* EXERCISE TASK: Copy the lines that follow, keeping every character the same.

── RECORDS FOR THE TASK ──

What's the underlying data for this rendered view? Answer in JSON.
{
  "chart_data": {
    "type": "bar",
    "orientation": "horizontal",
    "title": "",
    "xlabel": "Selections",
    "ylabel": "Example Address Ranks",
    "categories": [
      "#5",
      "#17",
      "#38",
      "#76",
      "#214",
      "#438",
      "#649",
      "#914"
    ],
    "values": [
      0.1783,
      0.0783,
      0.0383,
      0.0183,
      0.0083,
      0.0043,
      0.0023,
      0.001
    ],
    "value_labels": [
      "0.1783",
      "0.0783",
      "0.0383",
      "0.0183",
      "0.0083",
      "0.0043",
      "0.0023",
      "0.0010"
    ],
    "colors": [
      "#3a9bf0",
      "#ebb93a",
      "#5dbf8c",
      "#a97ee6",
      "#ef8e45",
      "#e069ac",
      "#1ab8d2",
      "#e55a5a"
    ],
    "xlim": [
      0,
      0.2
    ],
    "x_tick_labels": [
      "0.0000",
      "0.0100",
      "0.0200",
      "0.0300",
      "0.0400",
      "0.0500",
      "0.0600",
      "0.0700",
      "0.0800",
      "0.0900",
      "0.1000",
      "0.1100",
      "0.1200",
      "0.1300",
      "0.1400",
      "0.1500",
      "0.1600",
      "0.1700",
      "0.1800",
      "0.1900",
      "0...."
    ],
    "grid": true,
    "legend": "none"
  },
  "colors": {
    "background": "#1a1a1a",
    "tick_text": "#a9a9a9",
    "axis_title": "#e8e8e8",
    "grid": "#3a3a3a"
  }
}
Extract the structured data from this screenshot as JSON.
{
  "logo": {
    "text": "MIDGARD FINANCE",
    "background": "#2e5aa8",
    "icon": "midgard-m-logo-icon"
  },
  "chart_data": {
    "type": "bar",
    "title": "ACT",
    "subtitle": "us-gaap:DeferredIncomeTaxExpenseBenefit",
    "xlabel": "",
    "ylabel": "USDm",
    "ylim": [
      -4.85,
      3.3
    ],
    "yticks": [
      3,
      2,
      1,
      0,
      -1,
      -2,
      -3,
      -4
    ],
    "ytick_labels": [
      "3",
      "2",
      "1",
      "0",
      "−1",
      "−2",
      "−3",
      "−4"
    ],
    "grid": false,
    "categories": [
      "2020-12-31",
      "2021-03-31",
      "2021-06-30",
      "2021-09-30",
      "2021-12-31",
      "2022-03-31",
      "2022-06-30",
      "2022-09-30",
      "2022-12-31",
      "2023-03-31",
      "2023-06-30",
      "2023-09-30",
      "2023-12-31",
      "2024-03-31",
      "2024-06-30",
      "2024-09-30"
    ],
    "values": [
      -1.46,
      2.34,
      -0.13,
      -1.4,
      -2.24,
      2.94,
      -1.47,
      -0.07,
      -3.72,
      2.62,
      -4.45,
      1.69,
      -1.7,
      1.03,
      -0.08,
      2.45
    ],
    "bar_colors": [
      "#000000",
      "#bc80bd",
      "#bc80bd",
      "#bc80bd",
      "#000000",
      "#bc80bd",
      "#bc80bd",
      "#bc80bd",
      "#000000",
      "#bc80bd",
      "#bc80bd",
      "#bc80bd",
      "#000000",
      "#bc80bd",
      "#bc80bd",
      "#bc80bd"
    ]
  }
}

───

* COMPLETE ANSWER:
What's the underlying data for this rendered view? Answer in JSON.
{
  "chart_data": {
    "type": "bar",
    "orientation": "horizontal",
    "title": "",
    "xlabel": "Selections",
    "ylabel": "Example Address Ranks",
    "categories": [
      "#5",
      "#17",
      "#38",
      "#76",
      "#214",
      "#438",
      "#649",
      "#914"
    ],
    "values": [
      0.1783,
      0.0783,
      0.0383,
      0.0183,
      0.0083,
      0.0043,
      0.0023,
      0.001
    ],
    "value_labels": [
      "0.1783",
      "0.0783",
      "0.0383",
      "0.0183",
      "0.0083",
      "0.0043",
      "0.0023",
      "0.0010"
    ],
    "colors": [
      "#3a9bf0",
      "#ebb93a",
      "#5dbf8c",
      "#a97ee6",
      "#ef8e45",
      "#e069ac",
      "#1ab8d2",
      "#e55a5a"
    ],
    "xlim": [
      0,
      0.2
    ],
    "x_tick_labels": [
      "0.0000",
      "0.0100",
      "0.0200",
      "0.0300",
      "0.0400",
      "0.0500",
      "0.0600",
      "0.0700",
      "0.0800",
      "0.0900",
      "0.1000",
      "0.1100",
      "0.1200",
      "0.1300",
      "0.1400",
      "0.1500",
      "0.1600",
      "0.1700",
      "0.1800",
      "0.1900",
      "0...."
    ],
    "grid": true,
    "legend": "none"
  },
  "colors": {
    "background": "#1a1a1a",
    "tick_text": "#a9a9a9",
    "axis_title": "#e8e8e8",
    "grid": "#3a3a3a"
  }
}
Extract the structured data from this screenshot as JSON.
{
  "logo": {
    "text": "MIDGARD FINANCE",
    "background": "#2e5aa8",
    "icon": "midgard-m-logo-icon"
  },
  "chart_data": {
    "type": "bar",
    "title": "ACT",
    "subtitle": "us-gaap:DeferredIncomeTaxExpenseBenefit",
    "xlabel": "",
    "ylabel": "USDm",
    "ylim": [
      -4.85,
      3.3
    ],
    "yticks": [
      3,
      2,
      1,
      0,
      -1,
      -2,
      -3,
      -4
    ],
    "ytick_labels": [
      "3",
      "2",
      "1",
      "0",
      "−1",
      "−2",
      "−3",
      "−4"
    ],
    "grid": false,
    "categories": [
      "2020-12-31",
      "2021-03-31",
      "2021-06-30",
      "2021-09-30",
      "2021-12-31",
      "2022-03-31",
      "2022-06-30",
      "2022-09-30",
      "2022-12-31",
      "2023-03-31",
      "2023-06-30",
      "2023-09-30",
      "2023-12-31",
      "2024-03-31",
      "2024-06-30",
      "2024-09-30"
    ],
    "values": [
      -1.46,
      2.34,
      -0.13,
      -1.4,
      -2.24,
      2.94,
      -1.47,
      -0.07,
      -3.72,
      2.62,
      -4.45,
      1.69,
      -1.7,
      1.03,
      -0.08,
      2.45
    ],
    "bar_colors": [
      "#000000",
      "#bc80bd",
      "#bc80bd",
      "#bc80bd",
      "#000000",
      "#bc80bd",
      "#bc80bd",
      "#bc80bd",
      "#000000",
      "#bc80bd",
      "#bc80bd",
      "#bc80bd",
      "#000000",
      "#bc80bd",
      "#bc80bd",
      "#bc80bd"
    ]
  }
}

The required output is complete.